== INSTRUCTIONS TO FOLLOW ==
Put the part of the material that opens with the line containing "Give me the" and closes with the line containing "Identify all the" into a Markdown table with the columns Row and Line text, one row per line, skipping blank lines and leaving out the pictures.

== INPUT DATA ==
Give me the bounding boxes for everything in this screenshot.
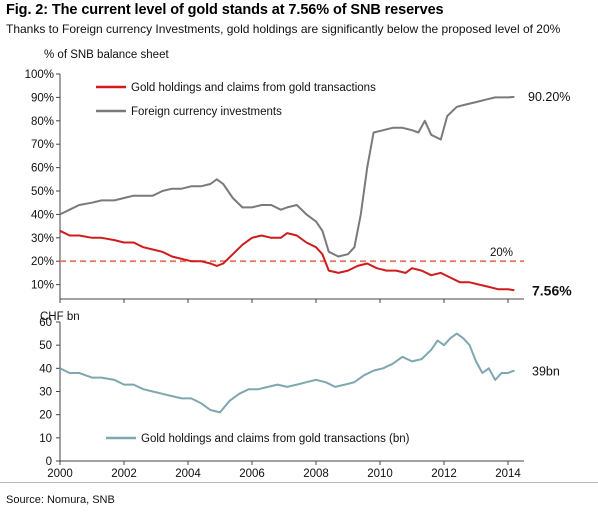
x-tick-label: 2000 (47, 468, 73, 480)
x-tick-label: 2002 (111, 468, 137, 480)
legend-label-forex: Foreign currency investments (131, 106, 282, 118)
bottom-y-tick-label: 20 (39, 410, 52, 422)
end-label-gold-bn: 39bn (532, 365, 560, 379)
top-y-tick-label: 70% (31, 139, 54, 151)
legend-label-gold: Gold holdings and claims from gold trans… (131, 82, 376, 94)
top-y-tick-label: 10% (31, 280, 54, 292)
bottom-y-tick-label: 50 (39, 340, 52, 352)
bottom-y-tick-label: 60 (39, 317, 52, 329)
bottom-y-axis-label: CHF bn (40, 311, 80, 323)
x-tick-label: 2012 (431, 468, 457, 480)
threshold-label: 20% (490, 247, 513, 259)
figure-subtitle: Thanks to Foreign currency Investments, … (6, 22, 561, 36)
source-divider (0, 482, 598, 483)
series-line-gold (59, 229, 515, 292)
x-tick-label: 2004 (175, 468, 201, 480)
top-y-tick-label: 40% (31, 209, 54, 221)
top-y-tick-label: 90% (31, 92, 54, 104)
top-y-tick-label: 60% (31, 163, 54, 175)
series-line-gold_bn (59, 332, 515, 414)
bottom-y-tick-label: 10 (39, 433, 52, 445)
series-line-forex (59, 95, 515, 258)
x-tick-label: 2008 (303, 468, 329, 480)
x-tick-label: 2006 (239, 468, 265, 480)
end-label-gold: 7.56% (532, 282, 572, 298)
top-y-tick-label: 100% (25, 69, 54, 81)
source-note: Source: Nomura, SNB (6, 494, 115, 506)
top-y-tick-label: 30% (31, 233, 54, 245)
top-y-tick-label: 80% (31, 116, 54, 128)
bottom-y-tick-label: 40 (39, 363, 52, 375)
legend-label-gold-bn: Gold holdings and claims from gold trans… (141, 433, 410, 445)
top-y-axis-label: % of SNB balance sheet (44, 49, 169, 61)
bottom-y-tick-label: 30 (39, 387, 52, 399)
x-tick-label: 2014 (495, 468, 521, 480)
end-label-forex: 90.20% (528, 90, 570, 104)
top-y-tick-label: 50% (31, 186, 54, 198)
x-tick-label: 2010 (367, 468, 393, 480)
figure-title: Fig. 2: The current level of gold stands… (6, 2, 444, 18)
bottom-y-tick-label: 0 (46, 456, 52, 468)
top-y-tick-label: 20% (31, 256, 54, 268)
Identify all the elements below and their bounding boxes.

--

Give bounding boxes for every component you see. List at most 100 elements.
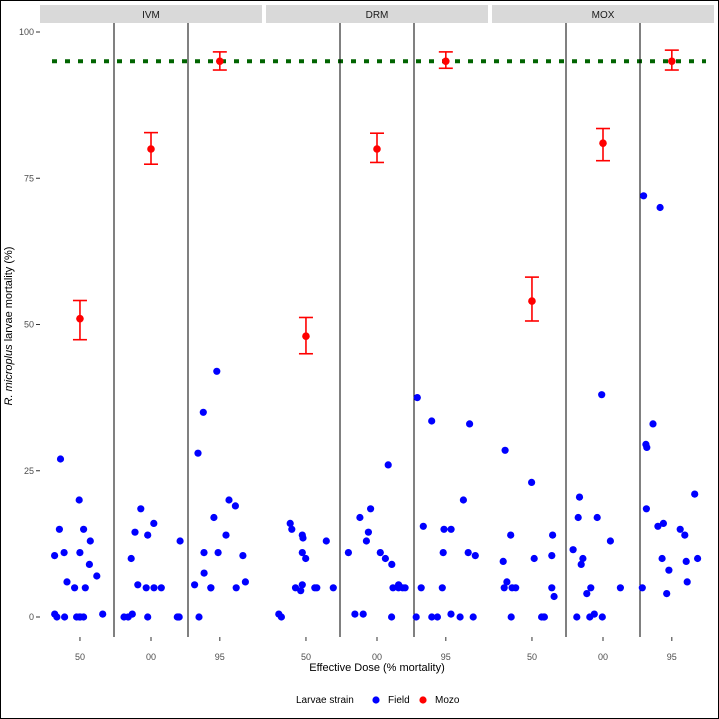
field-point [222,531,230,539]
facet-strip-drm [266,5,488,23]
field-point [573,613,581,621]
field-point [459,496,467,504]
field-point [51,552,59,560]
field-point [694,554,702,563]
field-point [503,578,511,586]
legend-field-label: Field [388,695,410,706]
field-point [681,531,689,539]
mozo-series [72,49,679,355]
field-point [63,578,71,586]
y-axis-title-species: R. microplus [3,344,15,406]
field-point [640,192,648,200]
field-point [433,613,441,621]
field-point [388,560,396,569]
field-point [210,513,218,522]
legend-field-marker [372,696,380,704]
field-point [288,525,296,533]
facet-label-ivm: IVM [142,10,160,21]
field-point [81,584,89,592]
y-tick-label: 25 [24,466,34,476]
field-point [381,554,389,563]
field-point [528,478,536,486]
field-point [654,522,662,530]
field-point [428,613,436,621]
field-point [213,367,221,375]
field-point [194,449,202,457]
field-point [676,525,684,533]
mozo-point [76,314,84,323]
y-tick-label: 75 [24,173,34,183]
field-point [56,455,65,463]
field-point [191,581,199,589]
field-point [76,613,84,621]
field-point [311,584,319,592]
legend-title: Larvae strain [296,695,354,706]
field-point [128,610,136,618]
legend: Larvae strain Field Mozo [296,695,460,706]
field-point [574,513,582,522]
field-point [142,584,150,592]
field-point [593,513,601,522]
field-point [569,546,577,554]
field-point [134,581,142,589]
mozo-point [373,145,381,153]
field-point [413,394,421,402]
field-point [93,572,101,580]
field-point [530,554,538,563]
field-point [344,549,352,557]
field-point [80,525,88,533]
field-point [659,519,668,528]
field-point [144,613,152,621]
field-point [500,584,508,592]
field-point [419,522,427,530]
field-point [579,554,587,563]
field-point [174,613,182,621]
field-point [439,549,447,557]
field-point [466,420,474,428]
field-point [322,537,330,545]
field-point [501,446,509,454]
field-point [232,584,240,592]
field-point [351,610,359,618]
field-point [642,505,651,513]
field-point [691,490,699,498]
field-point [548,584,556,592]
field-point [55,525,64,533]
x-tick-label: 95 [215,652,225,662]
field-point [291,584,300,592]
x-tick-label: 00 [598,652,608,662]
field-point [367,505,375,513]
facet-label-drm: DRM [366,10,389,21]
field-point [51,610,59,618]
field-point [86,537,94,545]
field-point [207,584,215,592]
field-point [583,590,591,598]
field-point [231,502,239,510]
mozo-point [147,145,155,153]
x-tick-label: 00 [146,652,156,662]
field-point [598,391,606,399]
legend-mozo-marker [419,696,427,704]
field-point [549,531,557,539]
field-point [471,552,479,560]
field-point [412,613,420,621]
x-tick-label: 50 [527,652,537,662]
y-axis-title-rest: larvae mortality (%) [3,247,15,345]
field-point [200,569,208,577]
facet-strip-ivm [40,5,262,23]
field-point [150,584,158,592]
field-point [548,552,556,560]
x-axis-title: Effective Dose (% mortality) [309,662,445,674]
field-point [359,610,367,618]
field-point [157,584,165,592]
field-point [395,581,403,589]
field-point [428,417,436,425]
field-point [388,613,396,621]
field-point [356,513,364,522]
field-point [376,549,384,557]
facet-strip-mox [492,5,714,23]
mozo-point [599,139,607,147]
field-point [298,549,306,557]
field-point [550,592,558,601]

== EXERCISE RESULT ==
| Row | Line text |
|---|---|
| 1 | Give me the bounding boxes for everything in this screenshot. |
| 2 | x-tick-label: 2000 (47, 468, 73, 480) |
| 3 | x-tick-label: 2002 (111, 468, 137, 480) |
| 4 | legend-label-forex: Foreign currency investments (131, 106, 282, 118) |
| 5 | bottom-y-tick-label: 20 (39, 410, 52, 422) |
| 6 | end-label-gold-bn: 39bn (532, 365, 560, 379) |
| 7 | top-y-tick-label: 70% (31, 139, 54, 151) |
| 8 | legend-label-gold: Gold holdings and claims from gold trans… (131, 82, 376, 94) |
| 9 | top-y-tick-label: 10% (31, 280, 54, 292) |
| 10 | bottom-y-tick-label: 50 (39, 340, 52, 352) |
| 11 | bottom-y-tick-label: 60 (39, 317, 52, 329) |
| 12 | bottom-y-axis-label: CHF bn (40, 311, 80, 323) |
| 13 | x-tick-label: 2012 (431, 468, 457, 480) |
| 14 | threshold-label: 20% (490, 247, 513, 259) |
| 15 | figure-subtitle: Thanks to Foreign currency Investments, … (6, 22, 561, 36) |
| 16 | source-divider (0, 482, 598, 483) |
| 17 | series-line-gold (59, 229, 515, 292) |
| 18 | x-tick-label: 2004 (175, 468, 201, 480) |
| 19 | top-y-tick-label: 40% (31, 209, 54, 221) |
| 20 | top-y-tick-label: 90% (31, 92, 54, 104) |
| 21 | top-y-tick-label: 60% (31, 163, 54, 175) |
| 22 | series-line-gold_bn (59, 332, 515, 414) |
| 23 | bottom-y-tick-label: 10 (39, 433, 52, 445) |
| 24 | series-line-forex (59, 95, 515, 258) |
| 25 | x-tick-label: 2008 (303, 468, 329, 480) |
| 26 | x-tick-label: 2006 (239, 468, 265, 480) |
| 27 | end-label-gold: 7.56% (532, 282, 572, 298) |
| 28 | top-y-tick-label: 100% (25, 69, 54, 81) |
| 29 | source-note: Source: Nomura, SNB (6, 494, 115, 506) |
| 30 | top-y-tick-label: 30% (31, 233, 54, 245) |
| 31 | top-y-tick-label: 80% (31, 116, 54, 128) |
| 32 | bottom-y-tick-label: 40 (39, 363, 52, 375) |
| 33 | legend-label-gold-bn: Gold holdings and claims from gold trans… (141, 433, 410, 445) |
| 34 | top-y-axis-label: % of SNB balance sheet (44, 49, 169, 61) |
| 35 | bottom-y-tick-label: 30 (39, 387, 52, 399) |
| 36 | x-tick-label: 2014 (495, 468, 521, 480) |
| 37 | end-label-forex: 90.20% (528, 90, 570, 104) |
| 38 | top-y-tick-label: 50% (31, 186, 54, 198) |
| 39 | x-tick-label: 2010 (367, 468, 393, 480) |
| 40 | figure-title: Fig. 2: The current level of gold stands… (6, 2, 444, 18) |
| 41 | bottom-y-tick-label: 0 (46, 456, 52, 468) |
| 42 | top-y-tick-label: 20% (31, 256, 54, 268) |
| 43 | Identify all the elements below and their bounding boxes. |